ESERCIZIO:
Riscrivi tutti i dati seguenti rinominando "Patent image size" in "Drawing size" e lasciando invariato il resto. Escludi le immagini dalla risposta.

── DATI FORNITI

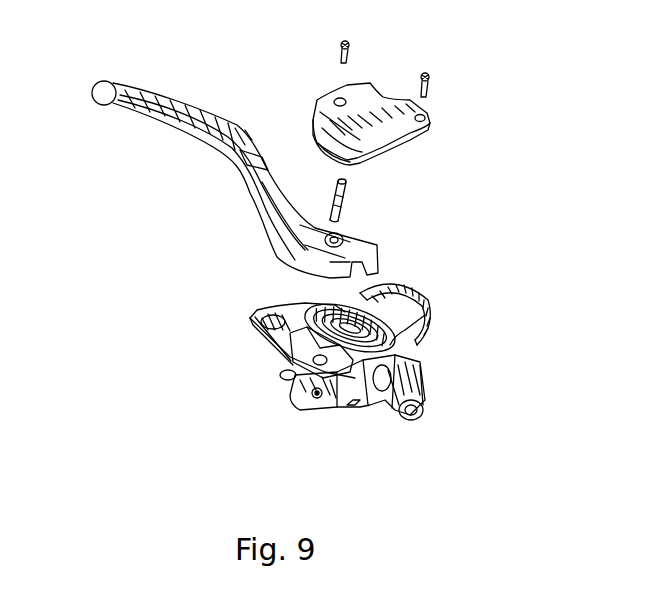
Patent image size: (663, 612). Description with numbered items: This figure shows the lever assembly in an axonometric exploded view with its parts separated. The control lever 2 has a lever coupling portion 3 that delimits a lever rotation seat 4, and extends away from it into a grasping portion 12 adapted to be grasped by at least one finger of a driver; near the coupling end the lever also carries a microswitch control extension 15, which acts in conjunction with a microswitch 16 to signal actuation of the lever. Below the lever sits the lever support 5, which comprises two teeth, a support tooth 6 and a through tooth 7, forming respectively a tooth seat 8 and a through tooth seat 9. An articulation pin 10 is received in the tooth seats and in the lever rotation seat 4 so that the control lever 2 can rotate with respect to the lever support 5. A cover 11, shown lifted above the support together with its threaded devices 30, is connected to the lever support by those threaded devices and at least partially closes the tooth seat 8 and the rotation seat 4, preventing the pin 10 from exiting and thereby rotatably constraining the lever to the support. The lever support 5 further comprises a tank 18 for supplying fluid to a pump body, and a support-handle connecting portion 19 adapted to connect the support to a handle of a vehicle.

The control lever 2 is at (240, 180).
The lever coupling portion 3 is at (287, 245).
The lever rotation seat 4 is at (347, 233).
The lever support 5 is at (385, 400).
The support tooth 6 is at (293, 398).
The through tooth 7 is at (287, 357).
The tooth seat 8 is at (320, 405).
The through tooth seat 9 is at (250, 323).
The articulation pin 10 is at (350, 195).
The cover 11 is at (385, 110).
The grasping portion 12 is at (177, 127).
The microswitch control extension 15 is at (387, 270).
The microswitch 16 is at (355, 400).
The tank 18 is at (410, 350).
The support-handle connecting portion 19 is at (420, 287).
The threaded devices 30 is at (338, 52).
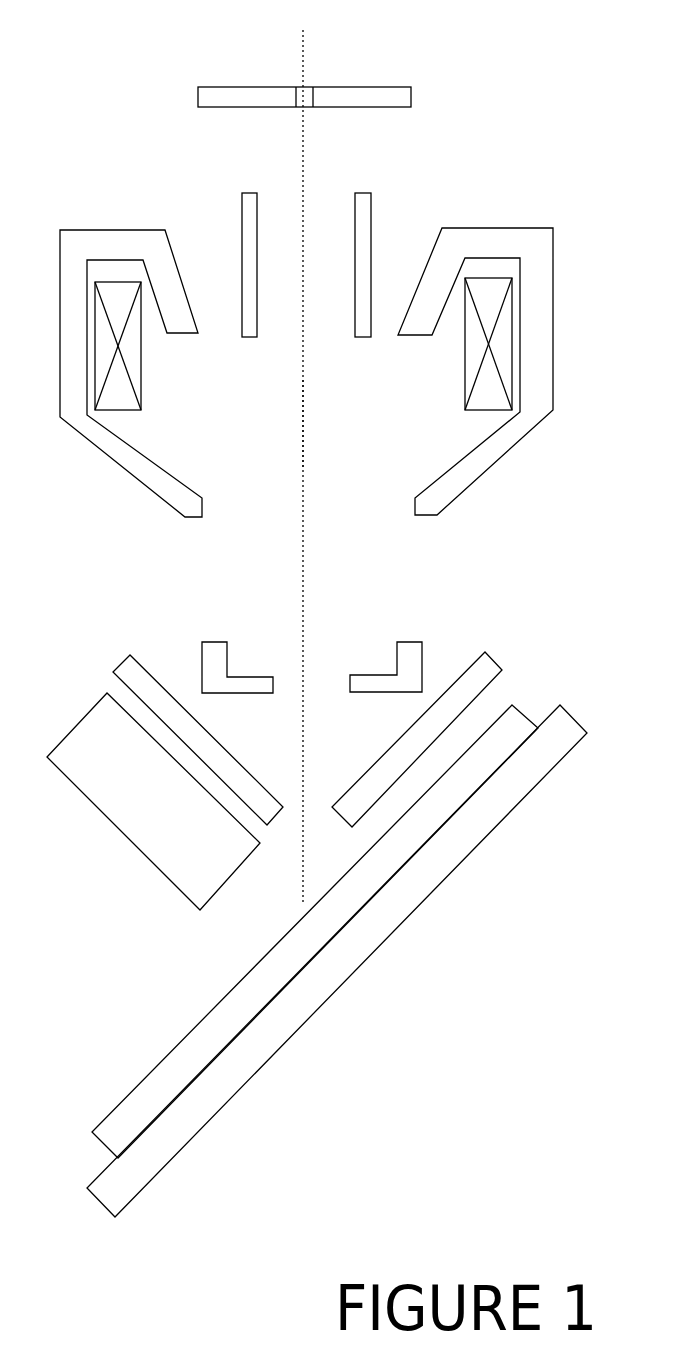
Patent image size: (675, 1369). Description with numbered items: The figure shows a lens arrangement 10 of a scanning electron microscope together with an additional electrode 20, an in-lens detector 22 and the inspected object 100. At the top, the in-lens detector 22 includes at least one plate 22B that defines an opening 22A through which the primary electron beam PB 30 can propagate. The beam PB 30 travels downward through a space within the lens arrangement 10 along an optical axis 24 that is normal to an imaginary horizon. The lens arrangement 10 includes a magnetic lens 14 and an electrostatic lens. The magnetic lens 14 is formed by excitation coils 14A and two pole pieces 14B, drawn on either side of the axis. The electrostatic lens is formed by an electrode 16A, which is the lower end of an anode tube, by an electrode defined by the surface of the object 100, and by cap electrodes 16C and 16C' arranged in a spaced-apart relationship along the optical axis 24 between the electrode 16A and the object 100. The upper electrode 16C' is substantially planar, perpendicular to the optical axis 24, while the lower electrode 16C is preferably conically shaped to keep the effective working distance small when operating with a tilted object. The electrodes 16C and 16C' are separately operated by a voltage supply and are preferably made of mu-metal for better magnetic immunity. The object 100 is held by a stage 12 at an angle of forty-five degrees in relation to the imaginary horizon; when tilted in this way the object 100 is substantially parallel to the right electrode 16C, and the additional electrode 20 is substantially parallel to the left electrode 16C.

The lens arrangement 10 is at (60, 1119).
The stage 12 is at (337, 961).
The magnetic lens 14 is at (337, 372).
The excitation coils 14A is at (142, 344).
The pole pieces 14B is at (306, 372).
The electrode 16A is at (238, 237).
The cap electrode 16C is at (307, 722).
The cap electrode 16C' is at (418, 643).
The additional electrode 20 is at (153, 801).
The in-lens detector 22 is at (337, 80).
The opening 22A is at (310, 86).
The plate 22B is at (247, 97).
The optical axis 24 is at (298, 455).
The primary electron beam PB 30 is at (303, 458).
The object 100 is at (315, 931).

────

SOLUZIONE ESERCIZIO:
Drawing size: (663, 612). Description with numbered items: This figure shows the lever assembly in an axonometric exploded view with its parts separated. The control lever 2 has a lever coupling portion 3 that delimits a lever rotation seat 4, and extends away from it into a grasping portion 12 adapted to be grasped by at least one finger of a driver; near the coupling end the lever also carries a microswitch control extension 15, which acts in conjunction with a microswitch 16 to signal actuation of the lever. Below the lever sits the lever support 5, which comprises two teeth, a support tooth 6 and a through tooth 7, forming respectively a tooth seat 8 and a through tooth seat 9. An articulation pin 10 is received in the tooth seats and in the lever rotation seat 4 so that the control lever 2 can rotate with respect to the lever support 5. A cover 11, shown lifted above the support together with its threaded devices 30, is connected to the lever support by those threaded devices and at least partially closes the tooth seat 8 and the rotation seat 4, preventing the pin 10 from exiting and thereby rotatably constraining the lever to the support. The lever support 5 further comprises a tank 18 for supplying fluid to a pump body, and a support-handle connecting portion 19 adapted to connect the support to a handle of a vehicle.

The control lever 2 is at (240, 180).
The lever coupling portion 3 is at (287, 245).
The lever rotation seat 4 is at (347, 233).
The lever support 5 is at (385, 400).
The support tooth 6 is at (293, 398).
The through tooth 7 is at (287, 357).
The tooth seat 8 is at (320, 405).
The through tooth seat 9 is at (250, 323).
The articulation pin 10 is at (350, 195).
The cover 11 is at (385, 110).
The grasping portion 12 is at (177, 127).
The microswitch control extension 15 is at (387, 270).
The microswitch 16 is at (355, 400).
The tank 18 is at (410, 350).
The support-handle connecting portion 19 is at (420, 287).
The threaded devices 30 is at (338, 52).
Drawing size: (675, 1369). Description with numbered items: The figure shows a lens arrangement 10 of a scanning electron microscope together with an additional electrode 20, an in-lens detector 22 and the inspected object 100. At the top, the in-lens detector 22 includes at least one plate 22B that defines an opening 22A through which the primary electron beam PB 30 can propagate. The beam PB 30 travels downward through a space within the lens arrangement 10 along an optical axis 24 that is normal to an imaginary horizon. The lens arrangement 10 includes a magnetic lens 14 and an electrostatic lens. The magnetic lens 14 is formed by excitation coils 14A and two pole pieces 14B, drawn on either side of the axis. The electrostatic lens is formed by an electrode 16A, which is the lower end of an anode tube, by an electrode defined by the surface of the object 100, and by cap electrodes 16C and 16C' arranged in a spaced-apart relationship along the optical axis 24 between the electrode 16A and the object 100. The upper electrode 16C' is substantially planar, perpendicular to the optical axis 24, while the lower electrode 16C is preferably conically shaped to keep the effective working distance small when operating with a tilted object. The electrodes 16C and 16C' are separately operated by a voltage supply and are preferably made of mu-metal for better magnetic immunity. The object 100 is held by a stage 12 at an angle of forty-five degrees in relation to the imaginary horizon; when tilted in this way the object 100 is substantially parallel to the right electrode 16C, and the additional electrode 20 is substantially parallel to the left electrode 16C.

The lens arrangement 10 is at (60, 1119).
The stage 12 is at (337, 961).
The magnetic lens 14 is at (337, 372).
The excitation coils 14A is at (142, 344).
The pole pieces 14B is at (306, 372).
The electrode 16A is at (238, 237).
The cap electrode 16C is at (307, 722).
The cap electrode 16C' is at (418, 643).
The additional electrode 20 is at (153, 801).
The in-lens detector 22 is at (337, 80).
The opening 22A is at (310, 86).
The plate 22B is at (247, 97).
The optical axis 24 is at (298, 455).
The primary electron beam PB 30 is at (303, 458).
The object 100 is at (315, 931).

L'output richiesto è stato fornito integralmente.